### WRITTEN INSTRUCTION
Track down every line below that holds "Social" and copy it.

** start PROVIDED DATA **

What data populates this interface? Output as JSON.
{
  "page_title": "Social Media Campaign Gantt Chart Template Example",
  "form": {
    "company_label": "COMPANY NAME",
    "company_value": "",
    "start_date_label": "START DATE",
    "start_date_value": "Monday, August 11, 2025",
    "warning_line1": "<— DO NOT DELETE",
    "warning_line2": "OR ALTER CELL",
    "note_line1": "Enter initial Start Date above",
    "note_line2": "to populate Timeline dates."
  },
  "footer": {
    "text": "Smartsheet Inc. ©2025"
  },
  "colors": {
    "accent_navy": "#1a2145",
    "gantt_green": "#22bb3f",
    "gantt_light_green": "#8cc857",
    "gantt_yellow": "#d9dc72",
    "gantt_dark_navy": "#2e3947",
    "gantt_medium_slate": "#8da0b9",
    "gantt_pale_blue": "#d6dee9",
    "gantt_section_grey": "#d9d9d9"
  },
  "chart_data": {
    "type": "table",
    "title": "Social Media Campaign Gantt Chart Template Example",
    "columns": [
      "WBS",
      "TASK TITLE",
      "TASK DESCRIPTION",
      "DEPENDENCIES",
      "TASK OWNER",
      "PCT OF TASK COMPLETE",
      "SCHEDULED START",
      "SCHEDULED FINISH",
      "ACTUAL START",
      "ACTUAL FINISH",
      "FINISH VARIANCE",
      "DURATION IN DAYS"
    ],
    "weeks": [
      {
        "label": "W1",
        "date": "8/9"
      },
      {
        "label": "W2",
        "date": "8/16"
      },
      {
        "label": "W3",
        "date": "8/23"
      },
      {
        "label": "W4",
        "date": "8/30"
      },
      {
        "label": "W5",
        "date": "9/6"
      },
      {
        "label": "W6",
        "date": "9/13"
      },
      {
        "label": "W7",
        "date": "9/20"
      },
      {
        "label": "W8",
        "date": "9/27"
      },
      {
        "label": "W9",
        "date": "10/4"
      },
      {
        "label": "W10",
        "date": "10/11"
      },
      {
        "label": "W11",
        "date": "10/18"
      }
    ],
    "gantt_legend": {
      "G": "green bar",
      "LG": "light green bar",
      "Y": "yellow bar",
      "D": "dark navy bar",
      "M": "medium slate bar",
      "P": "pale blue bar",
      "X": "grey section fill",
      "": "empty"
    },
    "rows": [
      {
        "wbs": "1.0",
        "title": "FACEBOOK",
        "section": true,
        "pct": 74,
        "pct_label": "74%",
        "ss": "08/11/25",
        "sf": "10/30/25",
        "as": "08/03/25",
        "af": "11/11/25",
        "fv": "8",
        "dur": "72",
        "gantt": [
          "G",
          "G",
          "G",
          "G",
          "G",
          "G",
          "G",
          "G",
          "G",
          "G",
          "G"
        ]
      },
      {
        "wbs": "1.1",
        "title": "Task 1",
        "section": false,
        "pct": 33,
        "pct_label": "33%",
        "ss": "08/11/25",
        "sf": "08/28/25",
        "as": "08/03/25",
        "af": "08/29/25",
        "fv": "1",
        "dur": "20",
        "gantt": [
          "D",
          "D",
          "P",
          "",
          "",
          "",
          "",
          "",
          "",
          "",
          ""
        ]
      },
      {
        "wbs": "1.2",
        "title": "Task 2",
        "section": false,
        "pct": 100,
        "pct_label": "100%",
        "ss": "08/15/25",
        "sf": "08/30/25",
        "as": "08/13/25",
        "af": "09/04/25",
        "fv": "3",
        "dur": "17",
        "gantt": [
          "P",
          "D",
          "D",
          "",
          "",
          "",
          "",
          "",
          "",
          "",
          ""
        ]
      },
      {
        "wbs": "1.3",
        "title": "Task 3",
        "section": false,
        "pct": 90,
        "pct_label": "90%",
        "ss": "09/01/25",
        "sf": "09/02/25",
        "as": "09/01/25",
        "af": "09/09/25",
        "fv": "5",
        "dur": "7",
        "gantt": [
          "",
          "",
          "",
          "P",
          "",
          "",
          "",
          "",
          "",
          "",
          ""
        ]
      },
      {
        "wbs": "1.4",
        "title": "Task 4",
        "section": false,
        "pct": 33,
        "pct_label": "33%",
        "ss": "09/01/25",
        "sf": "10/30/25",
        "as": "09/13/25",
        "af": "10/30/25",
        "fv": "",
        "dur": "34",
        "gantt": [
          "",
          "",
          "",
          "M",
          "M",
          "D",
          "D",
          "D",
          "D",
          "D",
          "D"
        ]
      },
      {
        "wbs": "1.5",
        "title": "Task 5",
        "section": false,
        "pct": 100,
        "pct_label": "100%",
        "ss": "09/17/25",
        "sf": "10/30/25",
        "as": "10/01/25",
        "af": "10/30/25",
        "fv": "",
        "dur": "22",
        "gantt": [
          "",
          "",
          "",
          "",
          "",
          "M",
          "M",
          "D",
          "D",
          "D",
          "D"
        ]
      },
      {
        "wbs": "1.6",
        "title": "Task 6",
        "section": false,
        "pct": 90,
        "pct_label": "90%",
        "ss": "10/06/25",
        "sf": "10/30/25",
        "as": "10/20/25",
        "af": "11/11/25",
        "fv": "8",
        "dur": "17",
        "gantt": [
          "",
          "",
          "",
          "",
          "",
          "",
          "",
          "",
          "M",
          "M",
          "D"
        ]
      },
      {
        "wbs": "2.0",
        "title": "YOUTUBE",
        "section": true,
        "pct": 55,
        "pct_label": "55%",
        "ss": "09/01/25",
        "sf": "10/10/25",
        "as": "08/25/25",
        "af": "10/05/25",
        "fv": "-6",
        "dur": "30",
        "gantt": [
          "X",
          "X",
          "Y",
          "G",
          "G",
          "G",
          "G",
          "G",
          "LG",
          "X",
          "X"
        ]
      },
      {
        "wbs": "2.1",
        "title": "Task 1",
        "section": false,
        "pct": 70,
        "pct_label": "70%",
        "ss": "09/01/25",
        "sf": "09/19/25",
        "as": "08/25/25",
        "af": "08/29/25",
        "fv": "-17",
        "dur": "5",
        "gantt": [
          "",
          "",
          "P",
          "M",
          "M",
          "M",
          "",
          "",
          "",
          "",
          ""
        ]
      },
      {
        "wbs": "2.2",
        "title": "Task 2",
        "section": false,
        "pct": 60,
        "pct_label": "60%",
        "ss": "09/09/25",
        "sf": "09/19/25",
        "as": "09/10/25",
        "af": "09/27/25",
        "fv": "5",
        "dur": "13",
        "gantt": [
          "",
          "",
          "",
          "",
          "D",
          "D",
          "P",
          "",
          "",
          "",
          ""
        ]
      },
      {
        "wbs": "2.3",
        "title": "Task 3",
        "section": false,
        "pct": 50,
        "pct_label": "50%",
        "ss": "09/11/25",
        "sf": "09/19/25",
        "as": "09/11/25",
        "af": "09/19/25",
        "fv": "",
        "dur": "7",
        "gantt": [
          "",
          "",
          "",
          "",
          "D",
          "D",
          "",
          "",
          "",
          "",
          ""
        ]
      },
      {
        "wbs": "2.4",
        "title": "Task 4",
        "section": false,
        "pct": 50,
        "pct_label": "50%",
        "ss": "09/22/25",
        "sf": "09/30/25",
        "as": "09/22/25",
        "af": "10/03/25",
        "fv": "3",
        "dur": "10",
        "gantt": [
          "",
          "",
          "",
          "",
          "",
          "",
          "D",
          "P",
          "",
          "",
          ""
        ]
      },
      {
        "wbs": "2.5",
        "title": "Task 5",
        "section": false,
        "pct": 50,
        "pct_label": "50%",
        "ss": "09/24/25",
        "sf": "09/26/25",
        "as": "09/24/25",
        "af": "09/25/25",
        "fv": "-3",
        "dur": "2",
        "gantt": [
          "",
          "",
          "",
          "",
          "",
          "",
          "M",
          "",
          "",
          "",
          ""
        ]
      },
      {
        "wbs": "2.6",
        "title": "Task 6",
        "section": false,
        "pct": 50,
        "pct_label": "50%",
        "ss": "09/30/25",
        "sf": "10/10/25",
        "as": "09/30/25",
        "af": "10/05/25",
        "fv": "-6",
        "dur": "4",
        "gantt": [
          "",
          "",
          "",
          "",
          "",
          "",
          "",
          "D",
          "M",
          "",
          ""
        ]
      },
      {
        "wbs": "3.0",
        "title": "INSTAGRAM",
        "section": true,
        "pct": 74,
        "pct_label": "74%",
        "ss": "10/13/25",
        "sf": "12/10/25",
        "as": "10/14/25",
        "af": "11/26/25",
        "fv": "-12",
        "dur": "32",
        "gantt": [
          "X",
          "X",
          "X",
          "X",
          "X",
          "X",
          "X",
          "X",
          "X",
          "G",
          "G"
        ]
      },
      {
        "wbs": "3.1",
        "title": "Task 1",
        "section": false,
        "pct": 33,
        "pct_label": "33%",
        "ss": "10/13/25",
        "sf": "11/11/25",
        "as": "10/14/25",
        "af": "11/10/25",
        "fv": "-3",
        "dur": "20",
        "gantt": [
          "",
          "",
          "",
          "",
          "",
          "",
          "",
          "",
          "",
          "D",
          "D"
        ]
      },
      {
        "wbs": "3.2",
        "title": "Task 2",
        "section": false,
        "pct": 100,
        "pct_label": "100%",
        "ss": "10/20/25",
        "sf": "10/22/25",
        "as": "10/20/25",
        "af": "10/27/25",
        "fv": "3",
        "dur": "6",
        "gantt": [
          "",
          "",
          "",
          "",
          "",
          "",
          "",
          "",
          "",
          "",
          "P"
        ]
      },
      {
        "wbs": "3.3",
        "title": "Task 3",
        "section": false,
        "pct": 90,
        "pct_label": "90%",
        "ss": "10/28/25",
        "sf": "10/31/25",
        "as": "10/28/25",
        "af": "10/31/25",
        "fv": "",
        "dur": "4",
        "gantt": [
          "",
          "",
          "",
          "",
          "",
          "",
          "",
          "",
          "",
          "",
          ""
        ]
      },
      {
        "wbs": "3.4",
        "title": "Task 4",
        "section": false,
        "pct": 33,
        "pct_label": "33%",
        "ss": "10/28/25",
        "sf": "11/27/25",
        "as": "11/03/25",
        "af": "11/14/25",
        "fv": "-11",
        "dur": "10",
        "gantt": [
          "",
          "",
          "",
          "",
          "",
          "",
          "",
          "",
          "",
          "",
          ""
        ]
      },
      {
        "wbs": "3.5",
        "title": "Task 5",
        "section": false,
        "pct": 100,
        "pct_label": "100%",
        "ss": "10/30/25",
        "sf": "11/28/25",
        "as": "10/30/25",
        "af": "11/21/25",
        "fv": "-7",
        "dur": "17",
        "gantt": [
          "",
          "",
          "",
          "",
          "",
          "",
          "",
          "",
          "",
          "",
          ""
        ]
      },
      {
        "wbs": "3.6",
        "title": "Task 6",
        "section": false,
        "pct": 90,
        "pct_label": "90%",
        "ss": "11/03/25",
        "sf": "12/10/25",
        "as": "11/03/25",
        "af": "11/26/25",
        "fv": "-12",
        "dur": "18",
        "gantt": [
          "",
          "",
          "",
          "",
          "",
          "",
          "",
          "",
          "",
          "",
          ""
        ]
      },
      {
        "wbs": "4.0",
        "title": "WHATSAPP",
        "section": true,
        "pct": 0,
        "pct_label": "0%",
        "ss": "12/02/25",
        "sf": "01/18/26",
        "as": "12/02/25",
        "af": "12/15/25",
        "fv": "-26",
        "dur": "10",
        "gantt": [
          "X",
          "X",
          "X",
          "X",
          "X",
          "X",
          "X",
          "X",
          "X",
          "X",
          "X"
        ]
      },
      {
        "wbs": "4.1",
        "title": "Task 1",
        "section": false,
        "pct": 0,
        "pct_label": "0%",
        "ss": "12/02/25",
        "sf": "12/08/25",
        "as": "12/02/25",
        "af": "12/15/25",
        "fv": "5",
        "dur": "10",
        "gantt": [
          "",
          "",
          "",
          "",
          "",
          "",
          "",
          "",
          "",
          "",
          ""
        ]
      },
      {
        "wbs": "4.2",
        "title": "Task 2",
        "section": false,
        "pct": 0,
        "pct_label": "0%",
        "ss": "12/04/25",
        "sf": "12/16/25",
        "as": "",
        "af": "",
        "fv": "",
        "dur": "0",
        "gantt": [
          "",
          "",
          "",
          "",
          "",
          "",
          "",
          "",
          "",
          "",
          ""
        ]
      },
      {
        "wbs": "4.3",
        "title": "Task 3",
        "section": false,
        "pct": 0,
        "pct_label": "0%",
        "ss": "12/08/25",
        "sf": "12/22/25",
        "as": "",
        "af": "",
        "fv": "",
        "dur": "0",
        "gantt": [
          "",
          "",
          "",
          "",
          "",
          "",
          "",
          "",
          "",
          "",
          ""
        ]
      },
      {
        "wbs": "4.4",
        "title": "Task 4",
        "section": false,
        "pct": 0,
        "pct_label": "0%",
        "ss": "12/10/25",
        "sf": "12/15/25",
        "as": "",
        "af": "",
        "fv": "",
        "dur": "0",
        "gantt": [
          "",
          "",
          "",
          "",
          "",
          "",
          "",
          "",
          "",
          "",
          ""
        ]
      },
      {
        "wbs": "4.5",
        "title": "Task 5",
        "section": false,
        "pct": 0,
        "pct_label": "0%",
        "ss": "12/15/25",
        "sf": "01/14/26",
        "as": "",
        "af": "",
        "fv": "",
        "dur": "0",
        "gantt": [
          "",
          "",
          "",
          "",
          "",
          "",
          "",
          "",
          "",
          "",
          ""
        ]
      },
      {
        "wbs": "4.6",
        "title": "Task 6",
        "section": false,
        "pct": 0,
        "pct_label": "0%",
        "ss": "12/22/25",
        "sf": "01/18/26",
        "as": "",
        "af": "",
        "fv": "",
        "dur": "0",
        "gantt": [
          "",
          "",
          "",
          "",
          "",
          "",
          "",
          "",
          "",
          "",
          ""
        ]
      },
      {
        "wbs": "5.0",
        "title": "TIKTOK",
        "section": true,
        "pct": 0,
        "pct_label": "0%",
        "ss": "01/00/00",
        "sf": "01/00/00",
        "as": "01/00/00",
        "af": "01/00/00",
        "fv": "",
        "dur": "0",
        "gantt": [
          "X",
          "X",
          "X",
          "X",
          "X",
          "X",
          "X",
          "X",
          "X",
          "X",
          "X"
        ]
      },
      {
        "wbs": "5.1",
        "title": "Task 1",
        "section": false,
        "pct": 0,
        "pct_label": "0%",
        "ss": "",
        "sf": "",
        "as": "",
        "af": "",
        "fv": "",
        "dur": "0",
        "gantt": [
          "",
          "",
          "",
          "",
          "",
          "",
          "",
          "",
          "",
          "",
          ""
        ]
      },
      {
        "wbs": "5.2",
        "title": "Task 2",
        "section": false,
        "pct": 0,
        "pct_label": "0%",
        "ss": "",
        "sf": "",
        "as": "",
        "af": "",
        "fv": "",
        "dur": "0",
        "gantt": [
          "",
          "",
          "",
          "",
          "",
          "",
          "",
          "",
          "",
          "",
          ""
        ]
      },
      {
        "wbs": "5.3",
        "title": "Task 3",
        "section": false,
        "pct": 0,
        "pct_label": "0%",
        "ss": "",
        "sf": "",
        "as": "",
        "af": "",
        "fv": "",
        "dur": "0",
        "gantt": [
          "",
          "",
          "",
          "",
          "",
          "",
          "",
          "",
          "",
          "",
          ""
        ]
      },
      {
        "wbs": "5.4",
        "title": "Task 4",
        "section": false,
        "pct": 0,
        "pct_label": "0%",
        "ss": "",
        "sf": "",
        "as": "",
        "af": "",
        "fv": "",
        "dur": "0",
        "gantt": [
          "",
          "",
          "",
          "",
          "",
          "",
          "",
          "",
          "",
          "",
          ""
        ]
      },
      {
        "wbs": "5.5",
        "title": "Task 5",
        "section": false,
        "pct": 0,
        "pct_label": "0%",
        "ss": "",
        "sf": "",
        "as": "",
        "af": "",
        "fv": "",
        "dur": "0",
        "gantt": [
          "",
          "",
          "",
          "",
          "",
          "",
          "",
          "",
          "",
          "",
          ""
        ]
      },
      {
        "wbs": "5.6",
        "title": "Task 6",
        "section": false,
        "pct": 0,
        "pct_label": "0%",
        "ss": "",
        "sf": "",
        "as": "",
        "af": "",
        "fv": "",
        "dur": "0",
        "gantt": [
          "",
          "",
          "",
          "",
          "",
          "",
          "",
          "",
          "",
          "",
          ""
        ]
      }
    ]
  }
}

** end PROVIDED DATA **

### EXERCISE RESPONSE
  "page_title": "Social Media Campaign Gantt Chart Template Example",
    "title": "Social Media Campaign Gantt Chart Template Example",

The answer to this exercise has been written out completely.